==== Records for this exercise ====
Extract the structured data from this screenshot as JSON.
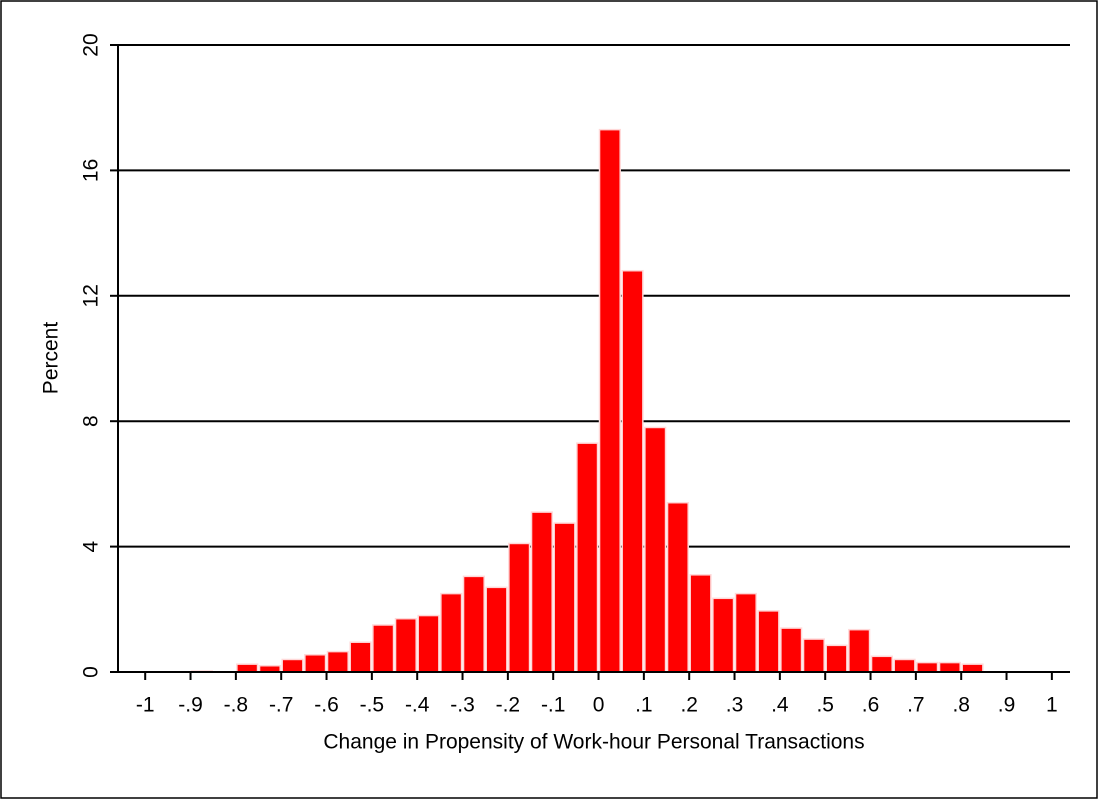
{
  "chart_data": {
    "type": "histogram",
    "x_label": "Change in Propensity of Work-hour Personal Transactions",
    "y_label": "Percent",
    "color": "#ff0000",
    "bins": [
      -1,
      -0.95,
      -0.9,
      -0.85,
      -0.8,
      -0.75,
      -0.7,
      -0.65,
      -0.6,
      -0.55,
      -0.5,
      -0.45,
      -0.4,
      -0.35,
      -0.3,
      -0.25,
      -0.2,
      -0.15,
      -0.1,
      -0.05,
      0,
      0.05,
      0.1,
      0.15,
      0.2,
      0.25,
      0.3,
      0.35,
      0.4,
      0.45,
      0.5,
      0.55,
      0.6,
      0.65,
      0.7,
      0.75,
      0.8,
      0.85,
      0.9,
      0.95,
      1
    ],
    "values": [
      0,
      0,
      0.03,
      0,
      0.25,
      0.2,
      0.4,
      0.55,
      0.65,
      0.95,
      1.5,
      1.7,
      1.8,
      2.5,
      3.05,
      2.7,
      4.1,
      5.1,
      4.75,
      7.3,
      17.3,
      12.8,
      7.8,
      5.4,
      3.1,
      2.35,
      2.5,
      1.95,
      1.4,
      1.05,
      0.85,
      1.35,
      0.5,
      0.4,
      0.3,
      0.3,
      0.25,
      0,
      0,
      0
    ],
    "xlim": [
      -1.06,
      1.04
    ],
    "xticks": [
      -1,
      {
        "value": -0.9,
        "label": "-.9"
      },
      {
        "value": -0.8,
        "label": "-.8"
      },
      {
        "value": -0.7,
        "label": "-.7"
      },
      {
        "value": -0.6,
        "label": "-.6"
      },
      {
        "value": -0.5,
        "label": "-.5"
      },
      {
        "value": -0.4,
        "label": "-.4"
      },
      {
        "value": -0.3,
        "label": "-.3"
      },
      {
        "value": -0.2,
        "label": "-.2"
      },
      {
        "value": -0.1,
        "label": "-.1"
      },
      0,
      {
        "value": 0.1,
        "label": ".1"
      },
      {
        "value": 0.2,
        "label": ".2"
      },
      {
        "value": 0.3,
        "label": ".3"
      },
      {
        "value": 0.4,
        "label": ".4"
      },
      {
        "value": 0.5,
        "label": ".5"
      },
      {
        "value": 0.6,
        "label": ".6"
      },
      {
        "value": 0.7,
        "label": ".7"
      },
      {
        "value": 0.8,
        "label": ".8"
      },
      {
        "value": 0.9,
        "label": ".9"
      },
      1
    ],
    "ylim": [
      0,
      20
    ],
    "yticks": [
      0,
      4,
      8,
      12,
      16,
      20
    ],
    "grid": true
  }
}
====
==== Records for this exercise ====
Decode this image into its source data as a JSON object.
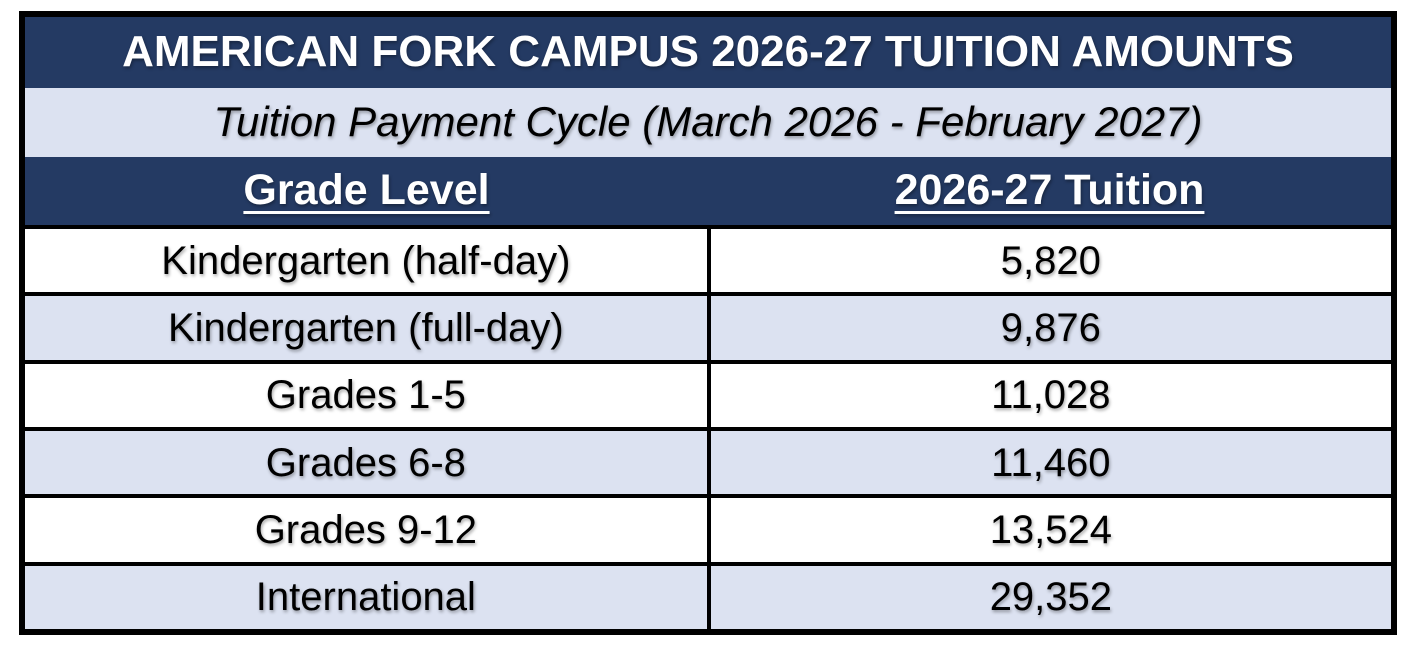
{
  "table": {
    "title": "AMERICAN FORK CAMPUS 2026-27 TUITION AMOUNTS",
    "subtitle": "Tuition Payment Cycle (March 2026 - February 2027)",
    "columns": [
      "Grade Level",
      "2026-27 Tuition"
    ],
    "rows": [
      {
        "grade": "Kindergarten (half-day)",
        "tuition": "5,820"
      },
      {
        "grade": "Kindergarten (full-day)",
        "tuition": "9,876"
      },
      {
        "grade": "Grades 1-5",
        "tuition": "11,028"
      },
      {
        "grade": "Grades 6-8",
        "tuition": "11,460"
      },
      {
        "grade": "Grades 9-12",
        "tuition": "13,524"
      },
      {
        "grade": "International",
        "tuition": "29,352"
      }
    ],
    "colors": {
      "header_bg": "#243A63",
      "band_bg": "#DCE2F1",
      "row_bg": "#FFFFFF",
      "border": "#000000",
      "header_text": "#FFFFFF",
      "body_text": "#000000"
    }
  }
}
====
==== Records for this exercise ====
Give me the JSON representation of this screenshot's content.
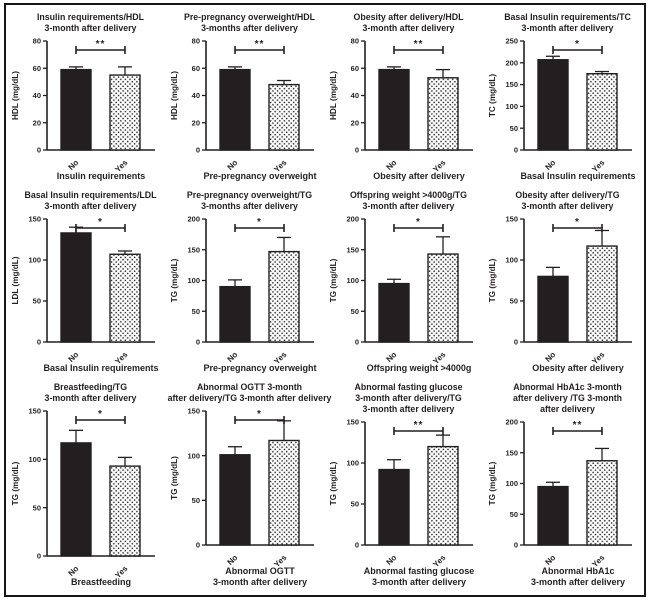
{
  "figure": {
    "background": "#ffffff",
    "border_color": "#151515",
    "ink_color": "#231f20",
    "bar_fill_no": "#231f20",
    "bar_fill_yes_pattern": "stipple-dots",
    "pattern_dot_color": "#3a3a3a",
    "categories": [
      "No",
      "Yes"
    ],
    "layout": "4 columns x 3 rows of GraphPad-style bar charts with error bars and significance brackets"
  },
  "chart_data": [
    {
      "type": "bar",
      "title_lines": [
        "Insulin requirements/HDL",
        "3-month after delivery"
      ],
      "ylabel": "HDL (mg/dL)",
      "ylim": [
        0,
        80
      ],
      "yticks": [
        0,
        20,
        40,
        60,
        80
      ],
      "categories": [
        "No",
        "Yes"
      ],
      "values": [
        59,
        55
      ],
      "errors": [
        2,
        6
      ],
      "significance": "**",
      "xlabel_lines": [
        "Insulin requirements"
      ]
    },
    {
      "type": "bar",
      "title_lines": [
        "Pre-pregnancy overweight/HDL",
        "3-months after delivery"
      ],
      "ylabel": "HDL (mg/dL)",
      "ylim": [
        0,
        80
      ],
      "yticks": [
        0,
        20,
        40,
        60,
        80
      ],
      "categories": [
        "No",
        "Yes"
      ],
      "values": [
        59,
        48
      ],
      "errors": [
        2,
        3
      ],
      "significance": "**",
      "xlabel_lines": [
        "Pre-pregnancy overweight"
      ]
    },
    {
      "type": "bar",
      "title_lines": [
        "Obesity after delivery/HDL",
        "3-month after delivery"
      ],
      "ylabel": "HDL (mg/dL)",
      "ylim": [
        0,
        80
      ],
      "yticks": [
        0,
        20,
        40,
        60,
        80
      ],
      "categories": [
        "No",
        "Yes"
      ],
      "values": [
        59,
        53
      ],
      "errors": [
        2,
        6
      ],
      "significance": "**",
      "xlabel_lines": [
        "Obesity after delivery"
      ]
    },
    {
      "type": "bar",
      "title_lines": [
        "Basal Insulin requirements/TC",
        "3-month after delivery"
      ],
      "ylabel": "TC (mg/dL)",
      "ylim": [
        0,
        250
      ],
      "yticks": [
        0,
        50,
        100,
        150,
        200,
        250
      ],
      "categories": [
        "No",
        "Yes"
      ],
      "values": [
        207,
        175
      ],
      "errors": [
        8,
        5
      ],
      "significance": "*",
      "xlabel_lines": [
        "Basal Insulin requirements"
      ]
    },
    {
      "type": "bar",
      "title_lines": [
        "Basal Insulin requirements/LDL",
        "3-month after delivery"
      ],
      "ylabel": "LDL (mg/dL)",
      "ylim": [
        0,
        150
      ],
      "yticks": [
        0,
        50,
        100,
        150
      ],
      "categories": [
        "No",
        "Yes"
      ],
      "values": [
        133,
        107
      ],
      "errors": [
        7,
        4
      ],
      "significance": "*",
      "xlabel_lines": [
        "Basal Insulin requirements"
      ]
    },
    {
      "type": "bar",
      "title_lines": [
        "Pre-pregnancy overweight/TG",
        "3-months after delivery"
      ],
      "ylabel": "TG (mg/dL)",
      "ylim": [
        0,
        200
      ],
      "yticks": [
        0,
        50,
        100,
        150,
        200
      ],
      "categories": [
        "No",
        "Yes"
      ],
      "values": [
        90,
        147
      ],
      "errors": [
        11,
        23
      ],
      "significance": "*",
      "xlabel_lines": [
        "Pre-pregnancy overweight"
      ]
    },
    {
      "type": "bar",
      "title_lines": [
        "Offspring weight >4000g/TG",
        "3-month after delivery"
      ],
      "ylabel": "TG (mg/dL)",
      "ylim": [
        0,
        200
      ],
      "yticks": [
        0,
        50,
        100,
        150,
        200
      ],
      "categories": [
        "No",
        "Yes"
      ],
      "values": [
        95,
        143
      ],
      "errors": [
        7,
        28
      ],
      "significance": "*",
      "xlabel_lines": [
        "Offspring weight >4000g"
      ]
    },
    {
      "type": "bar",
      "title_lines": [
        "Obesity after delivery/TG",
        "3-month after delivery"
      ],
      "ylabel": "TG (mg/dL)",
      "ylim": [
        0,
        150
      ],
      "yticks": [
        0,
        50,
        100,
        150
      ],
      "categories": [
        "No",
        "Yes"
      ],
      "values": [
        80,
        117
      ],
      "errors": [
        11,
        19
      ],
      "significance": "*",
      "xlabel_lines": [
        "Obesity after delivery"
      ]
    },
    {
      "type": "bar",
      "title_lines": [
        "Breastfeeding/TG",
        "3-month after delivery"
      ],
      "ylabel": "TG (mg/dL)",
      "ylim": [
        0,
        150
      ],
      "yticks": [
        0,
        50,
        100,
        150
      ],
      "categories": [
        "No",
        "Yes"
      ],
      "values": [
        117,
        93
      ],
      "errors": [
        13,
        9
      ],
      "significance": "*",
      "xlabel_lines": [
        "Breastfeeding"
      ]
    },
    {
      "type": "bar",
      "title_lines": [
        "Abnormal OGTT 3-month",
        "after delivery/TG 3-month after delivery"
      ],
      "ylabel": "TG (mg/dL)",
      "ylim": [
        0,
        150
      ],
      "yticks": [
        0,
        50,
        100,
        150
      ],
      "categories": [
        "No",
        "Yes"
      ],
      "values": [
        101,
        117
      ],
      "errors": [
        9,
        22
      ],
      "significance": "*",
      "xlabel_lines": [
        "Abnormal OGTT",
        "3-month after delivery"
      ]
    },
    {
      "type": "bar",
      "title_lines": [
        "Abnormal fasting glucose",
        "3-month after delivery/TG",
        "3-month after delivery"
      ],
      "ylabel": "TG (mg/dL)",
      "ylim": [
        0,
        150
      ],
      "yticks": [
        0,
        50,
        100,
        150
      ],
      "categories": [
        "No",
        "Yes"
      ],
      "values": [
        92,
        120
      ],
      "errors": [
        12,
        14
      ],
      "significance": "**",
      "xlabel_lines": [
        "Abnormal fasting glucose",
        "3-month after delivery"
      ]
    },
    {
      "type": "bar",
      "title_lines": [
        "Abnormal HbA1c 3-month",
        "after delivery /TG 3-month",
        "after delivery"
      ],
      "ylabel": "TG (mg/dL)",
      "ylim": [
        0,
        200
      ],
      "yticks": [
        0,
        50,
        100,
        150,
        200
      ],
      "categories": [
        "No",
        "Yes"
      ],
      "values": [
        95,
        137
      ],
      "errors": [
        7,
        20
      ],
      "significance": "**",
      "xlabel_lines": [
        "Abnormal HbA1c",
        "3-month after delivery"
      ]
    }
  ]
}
====
Select every line of the material above holding the word "rows" and copy it.

    "rows": [
    "layout": "4 columns x 3 rows of GraphPad-style bar charts with error bars and significance brackets"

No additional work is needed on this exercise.